→ What needs to be done
Lines that include the word "Total" are the ones to copy.

..............................

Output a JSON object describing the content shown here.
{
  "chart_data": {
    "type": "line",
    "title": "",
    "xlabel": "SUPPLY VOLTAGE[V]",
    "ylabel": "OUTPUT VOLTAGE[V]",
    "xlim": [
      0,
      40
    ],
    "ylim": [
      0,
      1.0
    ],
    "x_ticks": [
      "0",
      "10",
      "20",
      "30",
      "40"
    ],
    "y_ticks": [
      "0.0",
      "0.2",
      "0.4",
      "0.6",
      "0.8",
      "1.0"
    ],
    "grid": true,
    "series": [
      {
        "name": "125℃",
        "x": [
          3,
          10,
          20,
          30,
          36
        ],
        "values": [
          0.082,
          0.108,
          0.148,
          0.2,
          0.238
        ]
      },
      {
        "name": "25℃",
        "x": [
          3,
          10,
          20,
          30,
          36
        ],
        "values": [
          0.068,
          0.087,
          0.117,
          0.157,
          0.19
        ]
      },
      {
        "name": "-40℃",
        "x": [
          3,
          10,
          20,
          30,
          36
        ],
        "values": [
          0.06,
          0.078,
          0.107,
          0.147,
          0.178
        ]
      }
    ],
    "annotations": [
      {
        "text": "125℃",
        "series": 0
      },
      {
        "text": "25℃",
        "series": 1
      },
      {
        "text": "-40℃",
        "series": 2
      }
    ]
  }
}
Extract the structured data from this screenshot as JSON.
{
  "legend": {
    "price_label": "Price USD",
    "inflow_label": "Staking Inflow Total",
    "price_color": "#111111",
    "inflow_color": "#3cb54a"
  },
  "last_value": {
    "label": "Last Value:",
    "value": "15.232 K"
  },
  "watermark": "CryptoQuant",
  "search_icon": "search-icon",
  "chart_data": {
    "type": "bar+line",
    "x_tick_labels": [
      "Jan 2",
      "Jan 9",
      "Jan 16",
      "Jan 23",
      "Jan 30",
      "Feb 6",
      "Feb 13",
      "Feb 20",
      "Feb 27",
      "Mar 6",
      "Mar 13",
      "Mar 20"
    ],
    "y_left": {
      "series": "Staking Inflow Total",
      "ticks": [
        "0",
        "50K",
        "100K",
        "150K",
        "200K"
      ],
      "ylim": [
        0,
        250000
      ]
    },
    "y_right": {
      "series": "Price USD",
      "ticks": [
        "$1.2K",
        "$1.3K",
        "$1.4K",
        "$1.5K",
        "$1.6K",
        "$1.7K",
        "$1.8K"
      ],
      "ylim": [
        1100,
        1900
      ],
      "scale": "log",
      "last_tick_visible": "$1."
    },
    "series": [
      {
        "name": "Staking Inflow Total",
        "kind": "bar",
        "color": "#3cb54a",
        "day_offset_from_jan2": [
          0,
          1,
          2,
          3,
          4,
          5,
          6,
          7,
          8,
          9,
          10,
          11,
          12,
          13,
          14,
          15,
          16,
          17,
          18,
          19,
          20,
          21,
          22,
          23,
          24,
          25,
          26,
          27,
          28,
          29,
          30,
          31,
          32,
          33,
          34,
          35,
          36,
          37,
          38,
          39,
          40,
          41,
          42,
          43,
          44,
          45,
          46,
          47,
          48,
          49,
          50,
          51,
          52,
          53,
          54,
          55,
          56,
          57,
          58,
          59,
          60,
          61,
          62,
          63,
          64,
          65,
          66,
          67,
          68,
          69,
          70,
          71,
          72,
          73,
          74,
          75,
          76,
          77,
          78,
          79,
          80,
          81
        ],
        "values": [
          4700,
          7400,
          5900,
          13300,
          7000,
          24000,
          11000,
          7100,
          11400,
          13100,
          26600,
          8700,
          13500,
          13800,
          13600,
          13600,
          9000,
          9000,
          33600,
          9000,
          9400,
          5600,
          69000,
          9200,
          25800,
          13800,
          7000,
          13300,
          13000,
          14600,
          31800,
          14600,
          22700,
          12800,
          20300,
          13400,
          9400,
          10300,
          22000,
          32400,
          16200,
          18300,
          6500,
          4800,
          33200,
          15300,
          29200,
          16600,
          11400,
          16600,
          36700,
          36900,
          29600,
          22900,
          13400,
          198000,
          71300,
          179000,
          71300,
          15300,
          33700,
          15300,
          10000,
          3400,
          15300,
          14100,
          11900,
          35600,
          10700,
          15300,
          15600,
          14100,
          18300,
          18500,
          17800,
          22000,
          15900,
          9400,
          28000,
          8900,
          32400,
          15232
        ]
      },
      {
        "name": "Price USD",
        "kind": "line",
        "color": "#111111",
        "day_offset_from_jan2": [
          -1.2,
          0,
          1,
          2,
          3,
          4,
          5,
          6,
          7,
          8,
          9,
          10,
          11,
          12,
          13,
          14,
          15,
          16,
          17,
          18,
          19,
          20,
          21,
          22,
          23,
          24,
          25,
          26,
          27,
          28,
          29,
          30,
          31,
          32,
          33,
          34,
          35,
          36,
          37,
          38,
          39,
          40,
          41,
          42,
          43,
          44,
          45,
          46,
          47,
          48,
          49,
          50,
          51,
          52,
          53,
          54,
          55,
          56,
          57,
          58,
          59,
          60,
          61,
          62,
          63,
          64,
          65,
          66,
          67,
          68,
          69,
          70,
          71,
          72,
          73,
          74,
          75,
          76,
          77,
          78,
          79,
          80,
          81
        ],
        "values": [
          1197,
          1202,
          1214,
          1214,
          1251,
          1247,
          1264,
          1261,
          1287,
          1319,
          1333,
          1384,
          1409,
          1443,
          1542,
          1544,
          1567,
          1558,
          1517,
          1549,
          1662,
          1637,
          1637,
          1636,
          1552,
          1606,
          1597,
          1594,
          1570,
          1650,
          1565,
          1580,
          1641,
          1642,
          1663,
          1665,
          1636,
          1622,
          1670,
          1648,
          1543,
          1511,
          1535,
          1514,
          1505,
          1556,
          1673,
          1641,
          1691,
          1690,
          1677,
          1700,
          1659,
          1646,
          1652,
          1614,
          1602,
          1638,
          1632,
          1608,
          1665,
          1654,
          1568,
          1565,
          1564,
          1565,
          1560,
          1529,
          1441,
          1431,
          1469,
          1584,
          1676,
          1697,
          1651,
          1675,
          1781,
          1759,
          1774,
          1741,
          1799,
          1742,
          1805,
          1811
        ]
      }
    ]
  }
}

..............................

→ Solution
    "inflow_label": "Staking Inflow Total",
      "series": "Staking Inflow Total",
        "name": "Staking Inflow Total",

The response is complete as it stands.